Figure dataset records
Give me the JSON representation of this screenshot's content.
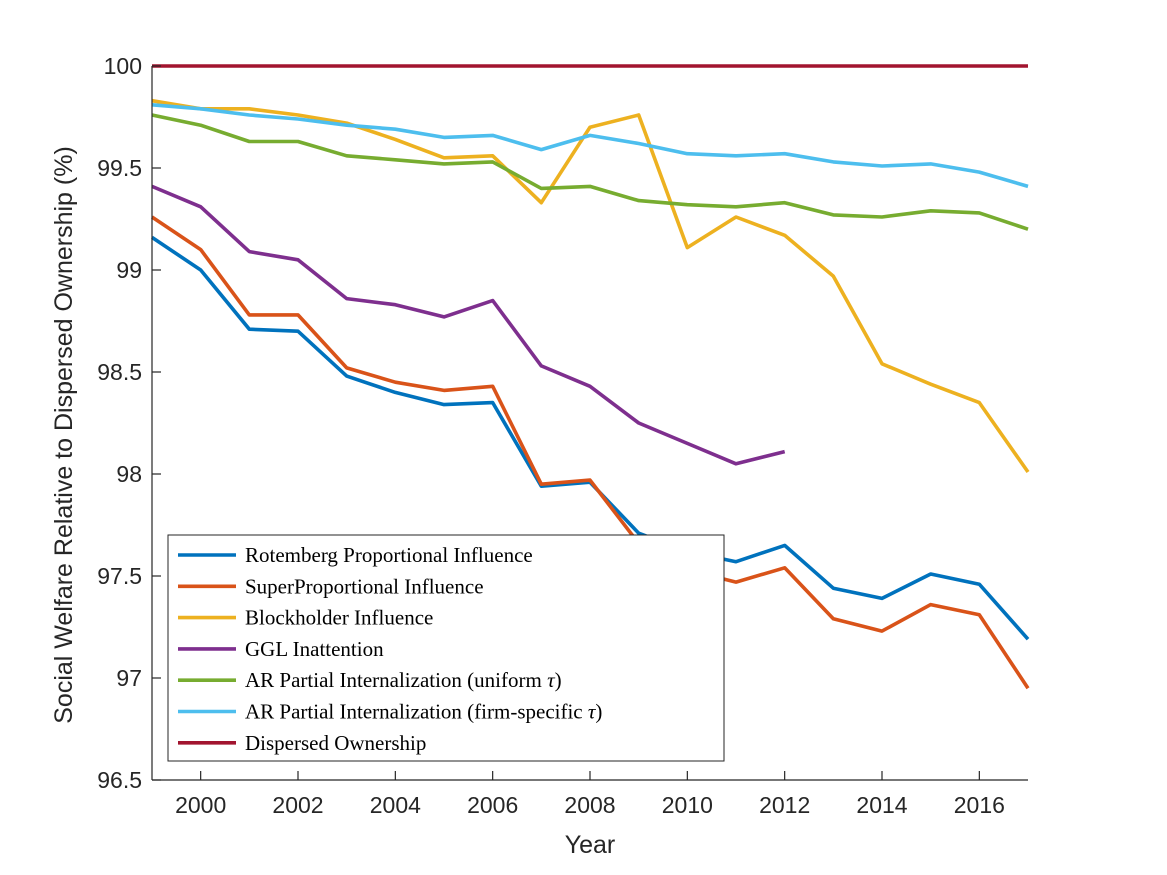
{
  "chart_data": {
    "type": "line",
    "title": "",
    "xlabel": "Year",
    "ylabel": "Social Welfare Relative to Dispersed Ownership (%)",
    "xlim": [
      1999,
      2017
    ],
    "ylim": [
      96.5,
      100
    ],
    "xticks": [
      2000,
      2002,
      2004,
      2006,
      2008,
      2010,
      2012,
      2014,
      2016
    ],
    "yticks": [
      96.5,
      97,
      97.5,
      98,
      98.5,
      99,
      99.5,
      100
    ],
    "ytick_labels": [
      "96.5",
      "97",
      "97.5",
      "98",
      "98.5",
      "99",
      "99.5",
      "100"
    ],
    "grid": false,
    "legend_position": "bottom-left",
    "series": [
      {
        "name": "Rotemberg Proportional Influence",
        "color": "#0072BD",
        "x": [
          1999,
          2000,
          2001,
          2002,
          2003,
          2004,
          2005,
          2006,
          2007,
          2008,
          2009,
          2010,
          2011,
          2012,
          2013,
          2014,
          2015,
          2016,
          2017
        ],
        "values": [
          99.16,
          99.0,
          98.71,
          98.7,
          98.48,
          98.4,
          98.34,
          98.35,
          97.94,
          97.96,
          97.71,
          97.62,
          97.57,
          97.65,
          97.44,
          97.39,
          97.51,
          97.46,
          97.19
        ]
      },
      {
        "name": "SuperProportional Influence",
        "color": "#D95319",
        "x": [
          1999,
          2000,
          2001,
          2002,
          2003,
          2004,
          2005,
          2006,
          2007,
          2008,
          2009,
          2010,
          2011,
          2012,
          2013,
          2014,
          2015,
          2016,
          2017
        ],
        "values": [
          99.26,
          99.1,
          98.78,
          98.78,
          98.52,
          98.45,
          98.41,
          98.43,
          97.95,
          97.97,
          97.66,
          97.53,
          97.47,
          97.54,
          97.29,
          97.23,
          97.36,
          97.31,
          96.95
        ]
      },
      {
        "name": "Blockholder Influence",
        "color": "#EDB120",
        "x": [
          1999,
          2000,
          2001,
          2002,
          2003,
          2004,
          2005,
          2006,
          2007,
          2008,
          2009,
          2010,
          2011,
          2012,
          2013,
          2014,
          2015,
          2016,
          2017
        ],
        "values": [
          99.83,
          99.79,
          99.79,
          99.76,
          99.72,
          99.64,
          99.55,
          99.56,
          99.33,
          99.7,
          99.76,
          99.11,
          99.26,
          99.17,
          98.97,
          98.54,
          98.44,
          98.35,
          98.01
        ]
      },
      {
        "name": "GGL Inattention",
        "color": "#7E2F8E",
        "x": [
          1999,
          2000,
          2001,
          2002,
          2003,
          2004,
          2005,
          2006,
          2007,
          2008,
          2009,
          2010,
          2011,
          2012
        ],
        "values": [
          99.41,
          99.31,
          99.09,
          99.05,
          98.86,
          98.83,
          98.77,
          98.85,
          98.53,
          98.43,
          98.25,
          98.15,
          98.05,
          98.11
        ]
      },
      {
        "name": "AR Partial Internalization (uniform τ)",
        "name_prefix": "AR Partial Internalization (uniform ",
        "name_symbol": "τ",
        "name_suffix": ")",
        "color": "#77AC30",
        "x": [
          1999,
          2000,
          2001,
          2002,
          2003,
          2004,
          2005,
          2006,
          2007,
          2008,
          2009,
          2010,
          2011,
          2012,
          2013,
          2014,
          2015,
          2016,
          2017
        ],
        "values": [
          99.76,
          99.71,
          99.63,
          99.63,
          99.56,
          99.54,
          99.52,
          99.53,
          99.4,
          99.41,
          99.34,
          99.32,
          99.31,
          99.33,
          99.27,
          99.26,
          99.29,
          99.28,
          99.2
        ]
      },
      {
        "name": "AR Partial Internalization (firm-specific τ)",
        "name_prefix": "AR Partial Internalization (firm-specific ",
        "name_symbol": "τ",
        "name_suffix": ")",
        "color": "#4DBEEE",
        "x": [
          1999,
          2000,
          2001,
          2002,
          2003,
          2004,
          2005,
          2006,
          2007,
          2008,
          2009,
          2010,
          2011,
          2012,
          2013,
          2014,
          2015,
          2016,
          2017
        ],
        "values": [
          99.81,
          99.79,
          99.76,
          99.74,
          99.71,
          99.69,
          99.65,
          99.66,
          99.59,
          99.66,
          99.62,
          99.57,
          99.56,
          99.57,
          99.53,
          99.51,
          99.52,
          99.48,
          99.41
        ]
      },
      {
        "name": "Dispersed Ownership",
        "color": "#A2142F",
        "x": [
          1999,
          2017
        ],
        "values": [
          100,
          100
        ]
      }
    ]
  }
}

TASK: Reproduce every entry word for word, but skip any pictures.

REPLY TO THE EXERCISE:
Give me the JSON representation of this screenshot's content.
{
  "chart_data": {
    "type": "line",
    "title": "",
    "xlabel": "Year",
    "ylabel": "Social Welfare Relative to Dispersed Ownership (%)",
    "xlim": [
      1999,
      2017
    ],
    "ylim": [
      96.5,
      100
    ],
    "xticks": [
      2000,
      2002,
      2004,
      2006,
      2008,
      2010,
      2012,
      2014,
      2016
    ],
    "yticks": [
      96.5,
      97,
      97.5,
      98,
      98.5,
      99,
      99.5,
      100
    ],
    "ytick_labels": [
      "96.5",
      "97",
      "97.5",
      "98",
      "98.5",
      "99",
      "99.5",
      "100"
    ],
    "grid": false,
    "legend_position": "bottom-left",
    "series": [
      {
        "name": "Rotemberg Proportional Influence",
        "color": "#0072BD",
        "x": [
          1999,
          2000,
          2001,
          2002,
          2003,
          2004,
          2005,
          2006,
          2007,
          2008,
          2009,
          2010,
          2011,
          2012,
          2013,
          2014,
          2015,
          2016,
          2017
        ],
        "values": [
          99.16,
          99.0,
          98.71,
          98.7,
          98.48,
          98.4,
          98.34,
          98.35,
          97.94,
          97.96,
          97.71,
          97.62,
          97.57,
          97.65,
          97.44,
          97.39,
          97.51,
          97.46,
          97.19
        ]
      },
      {
        "name": "SuperProportional Influence",
        "color": "#D95319",
        "x": [
          1999,
          2000,
          2001,
          2002,
          2003,
          2004,
          2005,
          2006,
          2007,
          2008,
          2009,
          2010,
          2011,
          2012,
          2013,
          2014,
          2015,
          2016,
          2017
        ],
        "values": [
          99.26,
          99.1,
          98.78,
          98.78,
          98.52,
          98.45,
          98.41,
          98.43,
          97.95,
          97.97,
          97.66,
          97.53,
          97.47,
          97.54,
          97.29,
          97.23,
          97.36,
          97.31,
          96.95
        ]
      },
      {
        "name": "Blockholder Influence",
        "color": "#EDB120",
        "x": [
          1999,
          2000,
          2001,
          2002,
          2003,
          2004,
          2005,
          2006,
          2007,
          2008,
          2009,
          2010,
          2011,
          2012,
          2013,
          2014,
          2015,
          2016,
          2017
        ],
        "values": [
          99.83,
          99.79,
          99.79,
          99.76,
          99.72,
          99.64,
          99.55,
          99.56,
          99.33,
          99.7,
          99.76,
          99.11,
          99.26,
          99.17,
          98.97,
          98.54,
          98.44,
          98.35,
          98.01
        ]
      },
      {
        "name": "GGL Inattention",
        "color": "#7E2F8E",
        "x": [
          1999,
          2000,
          2001,
          2002,
          2003,
          2004,
          2005,
          2006,
          2007,
          2008,
          2009,
          2010,
          2011,
          2012
        ],
        "values": [
          99.41,
          99.31,
          99.09,
          99.05,
          98.86,
          98.83,
          98.77,
          98.85,
          98.53,
          98.43,
          98.25,
          98.15,
          98.05,
          98.11
        ]
      },
      {
        "name": "AR Partial Internalization (uniform τ)",
        "name_prefix": "AR Partial Internalization (uniform ",
        "name_symbol": "τ",
        "name_suffix": ")",
        "color": "#77AC30",
        "x": [
          1999,
          2000,
          2001,
          2002,
          2003,
          2004,
          2005,
          2006,
          2007,
          2008,
          2009,
          2010,
          2011,
          2012,
          2013,
          2014,
          2015,
          2016,
          2017
        ],
        "values": [
          99.76,
          99.71,
          99.63,
          99.63,
          99.56,
          99.54,
          99.52,
          99.53,
          99.4,
          99.41,
          99.34,
          99.32,
          99.31,
          99.33,
          99.27,
          99.26,
          99.29,
          99.28,
          99.2
        ]
      },
      {
        "name": "AR Partial Internalization (firm-specific τ)",
        "name_prefix": "AR Partial Internalization (firm-specific ",
        "name_symbol": "τ",
        "name_suffix": ")",
        "color": "#4DBEEE",
        "x": [
          1999,
          2000,
          2001,
          2002,
          2003,
          2004,
          2005,
          2006,
          2007,
          2008,
          2009,
          2010,
          2011,
          2012,
          2013,
          2014,
          2015,
          2016,
          2017
        ],
        "values": [
          99.81,
          99.79,
          99.76,
          99.74,
          99.71,
          99.69,
          99.65,
          99.66,
          99.59,
          99.66,
          99.62,
          99.57,
          99.56,
          99.57,
          99.53,
          99.51,
          99.52,
          99.48,
          99.41
        ]
      },
      {
        "name": "Dispersed Ownership",
        "color": "#A2142F",
        "x": [
          1999,
          2017
        ],
        "values": [
          100,
          100
        ]
      }
    ]
  }
}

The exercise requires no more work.